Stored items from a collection
◇ ◇ ◇

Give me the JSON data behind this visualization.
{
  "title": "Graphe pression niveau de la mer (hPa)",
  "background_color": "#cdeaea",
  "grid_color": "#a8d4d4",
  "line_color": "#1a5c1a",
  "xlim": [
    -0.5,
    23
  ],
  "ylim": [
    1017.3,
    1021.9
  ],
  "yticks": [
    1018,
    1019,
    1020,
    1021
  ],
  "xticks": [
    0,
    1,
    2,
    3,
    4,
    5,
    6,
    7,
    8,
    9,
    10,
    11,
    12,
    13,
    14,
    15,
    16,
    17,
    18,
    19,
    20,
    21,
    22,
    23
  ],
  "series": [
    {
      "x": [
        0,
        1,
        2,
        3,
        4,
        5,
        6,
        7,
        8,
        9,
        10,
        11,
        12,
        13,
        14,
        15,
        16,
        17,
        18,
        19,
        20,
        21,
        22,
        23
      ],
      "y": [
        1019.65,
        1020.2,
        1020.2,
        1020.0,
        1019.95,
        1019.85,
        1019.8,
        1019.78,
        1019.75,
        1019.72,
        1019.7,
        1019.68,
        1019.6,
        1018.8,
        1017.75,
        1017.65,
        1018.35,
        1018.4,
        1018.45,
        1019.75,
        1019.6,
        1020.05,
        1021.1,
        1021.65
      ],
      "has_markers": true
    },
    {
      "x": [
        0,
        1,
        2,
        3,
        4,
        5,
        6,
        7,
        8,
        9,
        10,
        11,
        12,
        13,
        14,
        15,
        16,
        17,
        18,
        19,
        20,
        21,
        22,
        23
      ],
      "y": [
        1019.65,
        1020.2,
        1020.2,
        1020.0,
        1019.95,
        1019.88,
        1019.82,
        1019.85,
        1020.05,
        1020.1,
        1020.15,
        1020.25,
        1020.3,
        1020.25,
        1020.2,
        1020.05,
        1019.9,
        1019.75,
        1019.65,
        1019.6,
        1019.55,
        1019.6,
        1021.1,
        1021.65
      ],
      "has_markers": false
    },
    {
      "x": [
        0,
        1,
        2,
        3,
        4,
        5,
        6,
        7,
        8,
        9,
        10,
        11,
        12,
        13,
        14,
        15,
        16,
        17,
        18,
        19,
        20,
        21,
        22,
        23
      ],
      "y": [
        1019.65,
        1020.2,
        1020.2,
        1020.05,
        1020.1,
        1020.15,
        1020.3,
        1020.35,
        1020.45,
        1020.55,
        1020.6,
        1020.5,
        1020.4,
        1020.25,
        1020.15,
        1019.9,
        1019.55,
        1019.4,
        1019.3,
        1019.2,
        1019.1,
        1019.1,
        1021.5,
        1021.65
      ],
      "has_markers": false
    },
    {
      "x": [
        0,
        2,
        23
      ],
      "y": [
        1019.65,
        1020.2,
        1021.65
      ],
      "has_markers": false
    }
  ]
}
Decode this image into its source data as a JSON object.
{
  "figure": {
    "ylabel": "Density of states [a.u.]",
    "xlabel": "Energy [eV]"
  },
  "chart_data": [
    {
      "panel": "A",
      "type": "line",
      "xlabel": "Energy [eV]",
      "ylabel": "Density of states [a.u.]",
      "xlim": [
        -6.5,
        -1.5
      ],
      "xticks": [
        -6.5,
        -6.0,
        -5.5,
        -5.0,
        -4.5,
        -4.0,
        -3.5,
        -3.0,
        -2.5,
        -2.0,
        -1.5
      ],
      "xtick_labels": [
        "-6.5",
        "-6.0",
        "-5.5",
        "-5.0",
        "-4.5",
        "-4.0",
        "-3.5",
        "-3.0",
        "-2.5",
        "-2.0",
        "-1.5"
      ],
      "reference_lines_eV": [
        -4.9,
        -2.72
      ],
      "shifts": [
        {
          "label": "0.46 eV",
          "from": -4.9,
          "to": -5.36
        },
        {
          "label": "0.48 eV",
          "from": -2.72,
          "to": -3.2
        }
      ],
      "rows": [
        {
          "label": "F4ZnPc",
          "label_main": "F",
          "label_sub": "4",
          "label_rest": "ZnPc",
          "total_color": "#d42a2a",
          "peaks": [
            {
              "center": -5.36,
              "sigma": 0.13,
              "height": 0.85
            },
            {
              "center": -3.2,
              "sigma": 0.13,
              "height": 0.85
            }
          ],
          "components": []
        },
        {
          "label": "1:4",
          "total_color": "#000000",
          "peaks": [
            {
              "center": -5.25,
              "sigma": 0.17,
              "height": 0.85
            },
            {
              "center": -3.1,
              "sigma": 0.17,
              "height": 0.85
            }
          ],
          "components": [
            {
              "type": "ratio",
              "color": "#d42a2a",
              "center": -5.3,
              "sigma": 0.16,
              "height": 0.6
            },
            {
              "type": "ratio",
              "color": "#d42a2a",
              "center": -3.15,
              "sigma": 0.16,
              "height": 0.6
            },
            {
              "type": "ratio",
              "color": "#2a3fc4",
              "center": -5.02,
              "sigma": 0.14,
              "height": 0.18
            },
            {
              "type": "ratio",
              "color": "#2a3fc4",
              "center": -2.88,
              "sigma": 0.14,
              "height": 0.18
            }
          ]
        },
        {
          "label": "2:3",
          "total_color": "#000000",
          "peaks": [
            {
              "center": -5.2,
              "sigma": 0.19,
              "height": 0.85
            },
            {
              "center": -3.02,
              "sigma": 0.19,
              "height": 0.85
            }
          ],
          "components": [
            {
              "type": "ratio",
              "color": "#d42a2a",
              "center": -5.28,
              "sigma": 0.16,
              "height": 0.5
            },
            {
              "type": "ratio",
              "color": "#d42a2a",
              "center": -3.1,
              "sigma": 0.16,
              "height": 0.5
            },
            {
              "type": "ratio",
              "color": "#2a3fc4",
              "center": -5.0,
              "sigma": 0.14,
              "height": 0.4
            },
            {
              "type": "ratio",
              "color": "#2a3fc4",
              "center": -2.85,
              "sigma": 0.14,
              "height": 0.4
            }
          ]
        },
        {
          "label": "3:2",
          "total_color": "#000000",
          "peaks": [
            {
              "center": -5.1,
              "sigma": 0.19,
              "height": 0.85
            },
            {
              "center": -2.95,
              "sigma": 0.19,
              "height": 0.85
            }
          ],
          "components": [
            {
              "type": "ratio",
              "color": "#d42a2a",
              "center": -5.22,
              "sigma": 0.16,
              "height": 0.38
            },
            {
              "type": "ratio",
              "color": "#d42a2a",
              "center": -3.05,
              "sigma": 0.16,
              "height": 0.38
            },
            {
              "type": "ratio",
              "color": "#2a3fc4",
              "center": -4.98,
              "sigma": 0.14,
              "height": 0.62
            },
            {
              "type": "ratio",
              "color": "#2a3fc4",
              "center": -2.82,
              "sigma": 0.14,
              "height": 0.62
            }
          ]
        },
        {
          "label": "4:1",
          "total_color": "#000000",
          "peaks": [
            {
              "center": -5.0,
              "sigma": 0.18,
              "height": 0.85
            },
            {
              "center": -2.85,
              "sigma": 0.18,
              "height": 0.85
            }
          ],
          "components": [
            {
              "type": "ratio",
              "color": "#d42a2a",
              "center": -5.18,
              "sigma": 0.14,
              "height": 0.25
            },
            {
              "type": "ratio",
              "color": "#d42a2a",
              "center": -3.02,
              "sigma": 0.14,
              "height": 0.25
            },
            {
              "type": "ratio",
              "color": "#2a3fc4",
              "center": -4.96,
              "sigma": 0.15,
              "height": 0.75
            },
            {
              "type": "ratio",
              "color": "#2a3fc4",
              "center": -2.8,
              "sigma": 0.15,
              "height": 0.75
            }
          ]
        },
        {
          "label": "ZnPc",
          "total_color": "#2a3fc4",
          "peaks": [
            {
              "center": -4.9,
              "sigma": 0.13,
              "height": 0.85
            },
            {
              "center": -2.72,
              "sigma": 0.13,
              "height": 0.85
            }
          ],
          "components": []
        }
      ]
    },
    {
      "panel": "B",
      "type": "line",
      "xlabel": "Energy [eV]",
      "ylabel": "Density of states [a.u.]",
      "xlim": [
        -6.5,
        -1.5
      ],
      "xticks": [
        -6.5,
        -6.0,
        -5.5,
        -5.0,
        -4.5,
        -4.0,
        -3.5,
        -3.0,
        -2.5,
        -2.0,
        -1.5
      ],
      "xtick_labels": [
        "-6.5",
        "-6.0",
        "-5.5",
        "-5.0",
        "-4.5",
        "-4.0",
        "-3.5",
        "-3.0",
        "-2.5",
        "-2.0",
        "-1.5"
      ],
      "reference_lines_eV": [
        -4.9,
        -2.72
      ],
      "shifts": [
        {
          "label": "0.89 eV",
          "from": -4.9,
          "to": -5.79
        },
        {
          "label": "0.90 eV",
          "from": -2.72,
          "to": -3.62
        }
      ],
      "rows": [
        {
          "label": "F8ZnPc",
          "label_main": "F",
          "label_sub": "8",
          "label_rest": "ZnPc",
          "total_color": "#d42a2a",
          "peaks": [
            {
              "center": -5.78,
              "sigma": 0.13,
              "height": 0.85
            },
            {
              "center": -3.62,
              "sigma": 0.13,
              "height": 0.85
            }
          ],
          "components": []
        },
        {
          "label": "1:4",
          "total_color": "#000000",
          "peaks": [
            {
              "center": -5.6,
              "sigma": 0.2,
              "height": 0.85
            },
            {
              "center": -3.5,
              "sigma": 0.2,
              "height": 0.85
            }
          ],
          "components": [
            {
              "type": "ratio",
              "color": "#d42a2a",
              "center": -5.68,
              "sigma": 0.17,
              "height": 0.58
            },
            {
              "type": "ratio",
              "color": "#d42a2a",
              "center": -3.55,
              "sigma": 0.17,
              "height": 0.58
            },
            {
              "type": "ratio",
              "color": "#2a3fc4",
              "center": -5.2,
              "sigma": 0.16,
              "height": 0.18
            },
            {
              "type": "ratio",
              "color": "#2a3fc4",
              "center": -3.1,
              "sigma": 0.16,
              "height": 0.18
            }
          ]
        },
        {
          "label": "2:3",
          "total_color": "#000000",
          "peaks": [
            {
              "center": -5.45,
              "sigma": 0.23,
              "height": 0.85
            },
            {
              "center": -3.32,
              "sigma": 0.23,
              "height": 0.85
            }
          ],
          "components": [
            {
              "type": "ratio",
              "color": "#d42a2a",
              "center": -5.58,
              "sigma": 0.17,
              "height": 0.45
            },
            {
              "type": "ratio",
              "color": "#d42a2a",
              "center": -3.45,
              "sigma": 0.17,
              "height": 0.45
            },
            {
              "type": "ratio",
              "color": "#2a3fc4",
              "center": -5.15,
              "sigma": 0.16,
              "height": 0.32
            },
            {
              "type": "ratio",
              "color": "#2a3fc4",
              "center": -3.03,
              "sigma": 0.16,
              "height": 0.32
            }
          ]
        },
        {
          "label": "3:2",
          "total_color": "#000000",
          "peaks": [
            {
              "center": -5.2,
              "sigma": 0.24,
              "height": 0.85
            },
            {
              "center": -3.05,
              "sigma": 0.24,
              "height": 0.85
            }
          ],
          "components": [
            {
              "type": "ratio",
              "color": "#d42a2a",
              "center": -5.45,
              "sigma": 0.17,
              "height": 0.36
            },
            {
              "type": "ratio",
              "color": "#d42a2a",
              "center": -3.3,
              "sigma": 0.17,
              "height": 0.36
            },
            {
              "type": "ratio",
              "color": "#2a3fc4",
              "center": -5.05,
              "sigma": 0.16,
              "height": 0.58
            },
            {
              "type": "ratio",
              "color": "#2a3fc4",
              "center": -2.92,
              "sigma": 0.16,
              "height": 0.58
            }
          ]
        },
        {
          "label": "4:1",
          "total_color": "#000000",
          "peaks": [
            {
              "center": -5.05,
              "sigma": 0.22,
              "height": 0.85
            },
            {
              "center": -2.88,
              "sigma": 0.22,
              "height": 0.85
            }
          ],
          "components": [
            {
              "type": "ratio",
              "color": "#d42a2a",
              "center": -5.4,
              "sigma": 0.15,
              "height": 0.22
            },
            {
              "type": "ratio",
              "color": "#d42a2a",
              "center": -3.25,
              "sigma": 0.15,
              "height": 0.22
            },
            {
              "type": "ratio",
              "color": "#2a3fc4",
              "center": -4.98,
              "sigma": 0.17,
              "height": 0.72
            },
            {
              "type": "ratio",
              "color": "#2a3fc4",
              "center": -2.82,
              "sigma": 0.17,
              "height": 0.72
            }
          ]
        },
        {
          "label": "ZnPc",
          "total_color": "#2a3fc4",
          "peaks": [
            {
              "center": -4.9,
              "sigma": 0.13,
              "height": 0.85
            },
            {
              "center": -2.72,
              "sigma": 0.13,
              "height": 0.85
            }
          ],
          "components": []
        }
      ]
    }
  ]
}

◇ ◇ ◇

* _WRITTEN REQUEST_:
Go through the data above and find the lines with the word "JSON". Copy each of those lines.

* _SOLVED EXERCISE_:
Give me the JSON data behind this visualization.
Decode this image into its source data as a JSON object.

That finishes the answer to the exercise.